Data records:

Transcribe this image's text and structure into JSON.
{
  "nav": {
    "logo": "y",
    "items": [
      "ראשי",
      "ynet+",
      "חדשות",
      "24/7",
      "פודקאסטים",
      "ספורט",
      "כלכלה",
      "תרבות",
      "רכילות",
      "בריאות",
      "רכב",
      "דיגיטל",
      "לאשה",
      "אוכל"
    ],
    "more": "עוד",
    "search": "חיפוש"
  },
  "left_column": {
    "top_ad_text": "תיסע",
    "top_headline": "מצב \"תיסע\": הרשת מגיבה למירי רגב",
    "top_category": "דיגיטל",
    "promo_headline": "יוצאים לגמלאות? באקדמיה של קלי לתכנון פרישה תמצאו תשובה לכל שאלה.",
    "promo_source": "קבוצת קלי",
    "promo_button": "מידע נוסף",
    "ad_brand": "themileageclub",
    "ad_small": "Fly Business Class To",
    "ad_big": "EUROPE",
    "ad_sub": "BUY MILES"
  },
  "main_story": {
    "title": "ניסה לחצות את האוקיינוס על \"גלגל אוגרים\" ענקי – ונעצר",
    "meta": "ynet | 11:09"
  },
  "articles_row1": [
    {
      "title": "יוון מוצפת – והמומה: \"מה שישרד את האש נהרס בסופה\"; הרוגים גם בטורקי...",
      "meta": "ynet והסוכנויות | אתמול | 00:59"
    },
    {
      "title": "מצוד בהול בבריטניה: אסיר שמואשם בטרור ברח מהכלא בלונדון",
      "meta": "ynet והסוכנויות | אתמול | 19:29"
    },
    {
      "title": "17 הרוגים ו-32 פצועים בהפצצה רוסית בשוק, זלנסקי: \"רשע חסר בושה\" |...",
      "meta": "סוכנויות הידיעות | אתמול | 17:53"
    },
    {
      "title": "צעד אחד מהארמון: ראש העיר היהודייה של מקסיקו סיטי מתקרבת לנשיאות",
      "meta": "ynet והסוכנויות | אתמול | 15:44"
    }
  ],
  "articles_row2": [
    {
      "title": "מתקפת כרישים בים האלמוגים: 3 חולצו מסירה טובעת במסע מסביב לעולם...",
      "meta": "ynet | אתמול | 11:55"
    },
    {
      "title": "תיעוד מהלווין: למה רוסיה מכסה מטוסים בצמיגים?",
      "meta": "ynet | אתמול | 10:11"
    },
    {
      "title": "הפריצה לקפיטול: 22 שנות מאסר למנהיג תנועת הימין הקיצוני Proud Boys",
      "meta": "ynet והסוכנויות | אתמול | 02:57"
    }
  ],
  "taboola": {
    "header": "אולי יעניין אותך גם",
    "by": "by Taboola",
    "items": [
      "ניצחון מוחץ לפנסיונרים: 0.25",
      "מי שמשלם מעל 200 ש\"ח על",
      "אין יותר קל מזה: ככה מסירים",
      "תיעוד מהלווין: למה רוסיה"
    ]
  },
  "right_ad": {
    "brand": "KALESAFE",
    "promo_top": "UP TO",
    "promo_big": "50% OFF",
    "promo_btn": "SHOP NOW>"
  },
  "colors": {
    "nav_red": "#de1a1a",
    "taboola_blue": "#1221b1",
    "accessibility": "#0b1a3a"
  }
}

- [What the exercise asks]:
Without leaving anything out, give the entries again exactly.

- [Task response]:
Transcribe this image's text and structure into JSON.
{
  "nav": {
    "logo": "y",
    "items": [
      "ראשי",
      "ynet+",
      "חדשות",
      "24/7",
      "פודקאסטים",
      "ספורט",
      "כלכלה",
      "תרבות",
      "רכילות",
      "בריאות",
      "רכב",
      "דיגיטל",
      "לאשה",
      "אוכל"
    ],
    "more": "עוד",
    "search": "חיפוש"
  },
  "left_column": {
    "top_ad_text": "תיסע",
    "top_headline": "מצב \"תיסע\": הרשת מגיבה למירי רגב",
    "top_category": "דיגיטל",
    "promo_headline": "יוצאים לגמלאות? באקדמיה של קלי לתכנון פרישה תמצאו תשובה לכל שאלה.",
    "promo_source": "קבוצת קלי",
    "promo_button": "מידע נוסף",
    "ad_brand": "themileageclub",
    "ad_small": "Fly Business Class To",
    "ad_big": "EUROPE",
    "ad_sub": "BUY MILES"
  },
  "main_story": {
    "title": "ניסה לחצות את האוקיינוס על \"גלגל אוגרים\" ענקי – ונעצר",
    "meta": "ynet | 11:09"
  },
  "articles_row1": [
    {
      "title": "יוון מוצפת – והמומה: \"מה שישרד את האש נהרס בסופה\"; הרוגים גם בטורקי...",
      "meta": "ynet והסוכנויות | אתמול | 00:59"
    },
    {
      "title": "מצוד בהול בבריטניה: אסיר שמואשם בטרור ברח מהכלא בלונדון",
      "meta": "ynet והסוכנויות | אתמול | 19:29"
    },
    {
      "title": "17 הרוגים ו-32 פצועים בהפצצה רוסית בשוק, זלנסקי: \"רשע חסר בושה\" |...",
      "meta": "סוכנויות הידיעות | אתמול | 17:53"
    },
    {
      "title": "צעד אחד מהארמון: ראש העיר היהודייה של מקסיקו סיטי מתקרבת לנשיאות",
      "meta": "ynet והסוכנויות | אתמול | 15:44"
    }
  ],
  "articles_row2": [
    {
      "title": "מתקפת כרישים בים האלמוגים: 3 חולצו מסירה טובעת במסע מסביב לעולם...",
      "meta": "ynet | אתמול | 11:55"
    },
    {
      "title": "תיעוד מהלווין: למה רוסיה מכסה מטוסים בצמיגים?",
      "meta": "ynet | אתמול | 10:11"
    },
    {
      "title": "הפריצה לקפיטול: 22 שנות מאסר למנהיג תנועת הימין הקיצוני Proud Boys",
      "meta": "ynet והסוכנויות | אתמול | 02:57"
    }
  ],
  "taboola": {
    "header": "אולי יעניין אותך גם",
    "by": "by Taboola",
    "items": [
      "ניצחון מוחץ לפנסיונרים: 0.25",
      "מי שמשלם מעל 200 ש\"ח על",
      "אין יותר קל מזה: ככה מסירים",
      "תיעוד מהלווין: למה רוסיה"
    ]
  },
  "right_ad": {
    "brand": "KALESAFE",
    "promo_top": "UP TO",
    "promo_big": "50% OFF",
    "promo_btn": "SHOP NOW>"
  },
  "colors": {
    "nav_red": "#de1a1a",
    "taboola_blue": "#1221b1",
    "accessibility": "#0b1a3a"
  }
}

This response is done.